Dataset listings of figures
-- START --
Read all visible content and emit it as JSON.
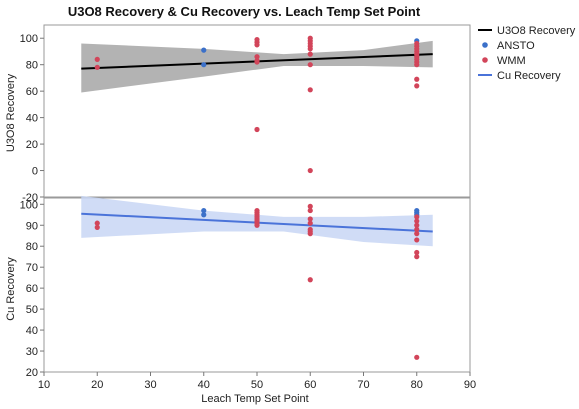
{
  "chart_data": {
    "type": "scatter",
    "title": "U3O8 Recovery & Cu Recovery vs. Leach Temp Set Point",
    "xlabel": "Leach Temp Set Point",
    "xlim": [
      10,
      90
    ],
    "x_ticks": [
      10,
      20,
      30,
      40,
      50,
      60,
      70,
      80,
      90
    ],
    "colors": {
      "u3o8_fit": "#000000",
      "u3o8_band": "#a6a6a6",
      "cu_fit": "#4a73d9",
      "cu_band": "#c8d6f5",
      "ANSTO": "#3b70c9",
      "WMM": "#d2455a"
    },
    "legend": {
      "placement": "right",
      "items": [
        {
          "label": "U3O8 Recovery",
          "kind": "line",
          "color": "#000000"
        },
        {
          "label": "ANSTO",
          "kind": "point",
          "color": "#3b70c9"
        },
        {
          "label": "WMM",
          "kind": "point",
          "color": "#d2455a"
        },
        {
          "label": "Cu Recovery",
          "kind": "line",
          "color": "#4a73d9"
        }
      ]
    },
    "panels": [
      {
        "id": "u3o8",
        "ylabel": "U3O8 Recovery",
        "ylim": [
          -20,
          110
        ],
        "y_ticks": [
          -20,
          0,
          20,
          40,
          60,
          80,
          100
        ],
        "fit": {
          "x": [
            17,
            83
          ],
          "y": [
            77,
            88
          ]
        },
        "band_upper": [
          [
            17,
            96
          ],
          [
            40,
            92
          ],
          [
            55,
            88
          ],
          [
            70,
            91
          ],
          [
            83,
            98
          ]
        ],
        "band_lower": [
          [
            17,
            59
          ],
          [
            40,
            71
          ],
          [
            55,
            79
          ],
          [
            70,
            79
          ],
          [
            83,
            78
          ]
        ],
        "points": [
          {
            "x": 20,
            "y": 84,
            "group": "WMM"
          },
          {
            "x": 20,
            "y": 78,
            "group": "WMM"
          },
          {
            "x": 40,
            "y": 91,
            "group": "ANSTO"
          },
          {
            "x": 40,
            "y": 80,
            "group": "ANSTO"
          },
          {
            "x": 50,
            "y": 99,
            "group": "WMM"
          },
          {
            "x": 50,
            "y": 97,
            "group": "WMM"
          },
          {
            "x": 50,
            "y": 95,
            "group": "WMM"
          },
          {
            "x": 50,
            "y": 86,
            "group": "WMM"
          },
          {
            "x": 50,
            "y": 83,
            "group": "WMM"
          },
          {
            "x": 50,
            "y": 82,
            "group": "WMM"
          },
          {
            "x": 50,
            "y": 31,
            "group": "WMM"
          },
          {
            "x": 60,
            "y": 100,
            "group": "WMM"
          },
          {
            "x": 60,
            "y": 98,
            "group": "WMM"
          },
          {
            "x": 60,
            "y": 96,
            "group": "WMM"
          },
          {
            "x": 60,
            "y": 94,
            "group": "WMM"
          },
          {
            "x": 60,
            "y": 92,
            "group": "WMM"
          },
          {
            "x": 60,
            "y": 88,
            "group": "WMM"
          },
          {
            "x": 60,
            "y": 80,
            "group": "WMM"
          },
          {
            "x": 60,
            "y": 61,
            "group": "WMM"
          },
          {
            "x": 60,
            "y": 0,
            "group": "WMM"
          },
          {
            "x": 80,
            "y": 98,
            "group": "ANSTO"
          },
          {
            "x": 80,
            "y": 96,
            "group": "WMM"
          },
          {
            "x": 80,
            "y": 94,
            "group": "WMM"
          },
          {
            "x": 80,
            "y": 92,
            "group": "WMM"
          },
          {
            "x": 80,
            "y": 90,
            "group": "WMM"
          },
          {
            "x": 80,
            "y": 88,
            "group": "WMM"
          },
          {
            "x": 80,
            "y": 86,
            "group": "WMM"
          },
          {
            "x": 80,
            "y": 84,
            "group": "WMM"
          },
          {
            "x": 80,
            "y": 82,
            "group": "WMM"
          },
          {
            "x": 80,
            "y": 80,
            "group": "WMM"
          },
          {
            "x": 80,
            "y": 69,
            "group": "WMM"
          },
          {
            "x": 80,
            "y": 64,
            "group": "WMM"
          }
        ]
      },
      {
        "id": "cu",
        "ylabel": "Cu Recovery",
        "ylim": [
          20,
          103
        ],
        "y_ticks": [
          20,
          30,
          40,
          50,
          60,
          70,
          80,
          90,
          100
        ],
        "fit": {
          "x": [
            17,
            83
          ],
          "y": [
            95.5,
            87
          ]
        },
        "band_upper": [
          [
            17,
            104
          ],
          [
            40,
            97
          ],
          [
            55,
            94
          ],
          [
            70,
            94
          ],
          [
            83,
            95
          ]
        ],
        "band_lower": [
          [
            17,
            84
          ],
          [
            40,
            87
          ],
          [
            55,
            87
          ],
          [
            70,
            82
          ],
          [
            83,
            80
          ]
        ],
        "points": [
          {
            "x": 20,
            "y": 91,
            "group": "WMM"
          },
          {
            "x": 20,
            "y": 89,
            "group": "WMM"
          },
          {
            "x": 40,
            "y": 97,
            "group": "ANSTO"
          },
          {
            "x": 40,
            "y": 95,
            "group": "ANSTO"
          },
          {
            "x": 50,
            "y": 97,
            "group": "WMM"
          },
          {
            "x": 50,
            "y": 96,
            "group": "WMM"
          },
          {
            "x": 50,
            "y": 95,
            "group": "WMM"
          },
          {
            "x": 50,
            "y": 94,
            "group": "WMM"
          },
          {
            "x": 50,
            "y": 93,
            "group": "WMM"
          },
          {
            "x": 50,
            "y": 92,
            "group": "WMM"
          },
          {
            "x": 50,
            "y": 91,
            "group": "WMM"
          },
          {
            "x": 50,
            "y": 90,
            "group": "WMM"
          },
          {
            "x": 60,
            "y": 99,
            "group": "WMM"
          },
          {
            "x": 60,
            "y": 97,
            "group": "WMM"
          },
          {
            "x": 60,
            "y": 93,
            "group": "WMM"
          },
          {
            "x": 60,
            "y": 91,
            "group": "WMM"
          },
          {
            "x": 60,
            "y": 88,
            "group": "WMM"
          },
          {
            "x": 60,
            "y": 87,
            "group": "WMM"
          },
          {
            "x": 60,
            "y": 86,
            "group": "WMM"
          },
          {
            "x": 60,
            "y": 64,
            "group": "WMM"
          },
          {
            "x": 80,
            "y": 97,
            "group": "ANSTO"
          },
          {
            "x": 80,
            "y": 96,
            "group": "ANSTO"
          },
          {
            "x": 80,
            "y": 95,
            "group": "ANSTO"
          },
          {
            "x": 80,
            "y": 94,
            "group": "WMM"
          },
          {
            "x": 80,
            "y": 92,
            "group": "WMM"
          },
          {
            "x": 80,
            "y": 90,
            "group": "WMM"
          },
          {
            "x": 80,
            "y": 88,
            "group": "WMM"
          },
          {
            "x": 80,
            "y": 86,
            "group": "WMM"
          },
          {
            "x": 80,
            "y": 83,
            "group": "WMM"
          },
          {
            "x": 80,
            "y": 77,
            "group": "WMM"
          },
          {
            "x": 80,
            "y": 75,
            "group": "WMM"
          },
          {
            "x": 80,
            "y": 27,
            "group": "WMM"
          }
        ]
      }
    ]
  }
}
-- END --
EXERCISE TASK:
Return the material word for word. Pictures are not part of the copy.

EXERCISE SOLUTION:
Read all visible content and emit it as JSON.
{
  "chart_data": {
    "type": "scatter",
    "title": "U3O8 Recovery & Cu Recovery vs. Leach Temp Set Point",
    "xlabel": "Leach Temp Set Point",
    "xlim": [
      10,
      90
    ],
    "x_ticks": [
      10,
      20,
      30,
      40,
      50,
      60,
      70,
      80,
      90
    ],
    "colors": {
      "u3o8_fit": "#000000",
      "u3o8_band": "#a6a6a6",
      "cu_fit": "#4a73d9",
      "cu_band": "#c8d6f5",
      "ANSTO": "#3b70c9",
      "WMM": "#d2455a"
    },
    "legend": {
      "placement": "right",
      "items": [
        {
          "label": "U3O8 Recovery",
          "kind": "line",
          "color": "#000000"
        },
        {
          "label": "ANSTO",
          "kind": "point",
          "color": "#3b70c9"
        },
        {
          "label": "WMM",
          "kind": "point",
          "color": "#d2455a"
        },
        {
          "label": "Cu Recovery",
          "kind": "line",
          "color": "#4a73d9"
        }
      ]
    },
    "panels": [
      {
        "id": "u3o8",
        "ylabel": "U3O8 Recovery",
        "ylim": [
          -20,
          110
        ],
        "y_ticks": [
          -20,
          0,
          20,
          40,
          60,
          80,
          100
        ],
        "fit": {
          "x": [
            17,
            83
          ],
          "y": [
            77,
            88
          ]
        },
        "band_upper": [
          [
            17,
            96
          ],
          [
            40,
            92
          ],
          [
            55,
            88
          ],
          [
            70,
            91
          ],
          [
            83,
            98
          ]
        ],
        "band_lower": [
          [
            17,
            59
          ],
          [
            40,
            71
          ],
          [
            55,
            79
          ],
          [
            70,
            79
          ],
          [
            83,
            78
          ]
        ],
        "points": [
          {
            "x": 20,
            "y": 84,
            "group": "WMM"
          },
          {
            "x": 20,
            "y": 78,
            "group": "WMM"
          },
          {
            "x": 40,
            "y": 91,
            "group": "ANSTO"
          },
          {
            "x": 40,
            "y": 80,
            "group": "ANSTO"
          },
          {
            "x": 50,
            "y": 99,
            "group": "WMM"
          },
          {
            "x": 50,
            "y": 97,
            "group": "WMM"
          },
          {
            "x": 50,
            "y": 95,
            "group": "WMM"
          },
          {
            "x": 50,
            "y": 86,
            "group": "WMM"
          },
          {
            "x": 50,
            "y": 83,
            "group": "WMM"
          },
          {
            "x": 50,
            "y": 82,
            "group": "WMM"
          },
          {
            "x": 50,
            "y": 31,
            "group": "WMM"
          },
          {
            "x": 60,
            "y": 100,
            "group": "WMM"
          },
          {
            "x": 60,
            "y": 98,
            "group": "WMM"
          },
          {
            "x": 60,
            "y": 96,
            "group": "WMM"
          },
          {
            "x": 60,
            "y": 94,
            "group": "WMM"
          },
          {
            "x": 60,
            "y": 92,
            "group": "WMM"
          },
          {
            "x": 60,
            "y": 88,
            "group": "WMM"
          },
          {
            "x": 60,
            "y": 80,
            "group": "WMM"
          },
          {
            "x": 60,
            "y": 61,
            "group": "WMM"
          },
          {
            "x": 60,
            "y": 0,
            "group": "WMM"
          },
          {
            "x": 80,
            "y": 98,
            "group": "ANSTO"
          },
          {
            "x": 80,
            "y": 96,
            "group": "WMM"
          },
          {
            "x": 80,
            "y": 94,
            "group": "WMM"
          },
          {
            "x": 80,
            "y": 92,
            "group": "WMM"
          },
          {
            "x": 80,
            "y": 90,
            "group": "WMM"
          },
          {
            "x": 80,
            "y": 88,
            "group": "WMM"
          },
          {
            "x": 80,
            "y": 86,
            "group": "WMM"
          },
          {
            "x": 80,
            "y": 84,
            "group": "WMM"
          },
          {
            "x": 80,
            "y": 82,
            "group": "WMM"
          },
          {
            "x": 80,
            "y": 80,
            "group": "WMM"
          },
          {
            "x": 80,
            "y": 69,
            "group": "WMM"
          },
          {
            "x": 80,
            "y": 64,
            "group": "WMM"
          }
        ]
      },
      {
        "id": "cu",
        "ylabel": "Cu Recovery",
        "ylim": [
          20,
          103
        ],
        "y_ticks": [
          20,
          30,
          40,
          50,
          60,
          70,
          80,
          90,
          100
        ],
        "fit": {
          "x": [
            17,
            83
          ],
          "y": [
            95.5,
            87
          ]
        },
        "band_upper": [
          [
            17,
            104
          ],
          [
            40,
            97
          ],
          [
            55,
            94
          ],
          [
            70,
            94
          ],
          [
            83,
            95
          ]
        ],
        "band_lower": [
          [
            17,
            84
          ],
          [
            40,
            87
          ],
          [
            55,
            87
          ],
          [
            70,
            82
          ],
          [
            83,
            80
          ]
        ],
        "points": [
          {
            "x": 20,
            "y": 91,
            "group": "WMM"
          },
          {
            "x": 20,
            "y": 89,
            "group": "WMM"
          },
          {
            "x": 40,
            "y": 97,
            "group": "ANSTO"
          },
          {
            "x": 40,
            "y": 95,
            "group": "ANSTO"
          },
          {
            "x": 50,
            "y": 97,
            "group": "WMM"
          },
          {
            "x": 50,
            "y": 96,
            "group": "WMM"
          },
          {
            "x": 50,
            "y": 95,
            "group": "WMM"
          },
          {
            "x": 50,
            "y": 94,
            "group": "WMM"
          },
          {
            "x": 50,
            "y": 93,
            "group": "WMM"
          },
          {
            "x": 50,
            "y": 92,
            "group": "WMM"
          },
          {
            "x": 50,
            "y": 91,
            "group": "WMM"
          },
          {
            "x": 50,
            "y": 90,
            "group": "WMM"
          },
          {
            "x": 60,
            "y": 99,
            "group": "WMM"
          },
          {
            "x": 60,
            "y": 97,
            "group": "WMM"
          },
          {
            "x": 60,
            "y": 93,
            "group": "WMM"
          },
          {
            "x": 60,
            "y": 91,
            "group": "WMM"
          },
          {
            "x": 60,
            "y": 88,
            "group": "WMM"
          },
          {
            "x": 60,
            "y": 87,
            "group": "WMM"
          },
          {
            "x": 60,
            "y": 86,
            "group": "WMM"
          },
          {
            "x": 60,
            "y": 64,
            "group": "WMM"
          },
          {
            "x": 80,
            "y": 97,
            "group": "ANSTO"
          },
          {
            "x": 80,
            "y": 96,
            "group": "ANSTO"
          },
          {
            "x": 80,
            "y": 95,
            "group": "ANSTO"
          },
          {
            "x": 80,
            "y": 94,
            "group": "WMM"
          },
          {
            "x": 80,
            "y": 92,
            "group": "WMM"
          },
          {
            "x": 80,
            "y": 90,
            "group": "WMM"
          },
          {
            "x": 80,
            "y": 88,
            "group": "WMM"
          },
          {
            "x": 80,
            "y": 86,
            "group": "WMM"
          },
          {
            "x": 80,
            "y": 83,
            "group": "WMM"
          },
          {
            "x": 80,
            "y": 77,
            "group": "WMM"
          },
          {
            "x": 80,
            "y": 75,
            "group": "WMM"
          },
          {
            "x": 80,
            "y": 27,
            "group": "WMM"
          }
        ]
      }
    ]
  }
}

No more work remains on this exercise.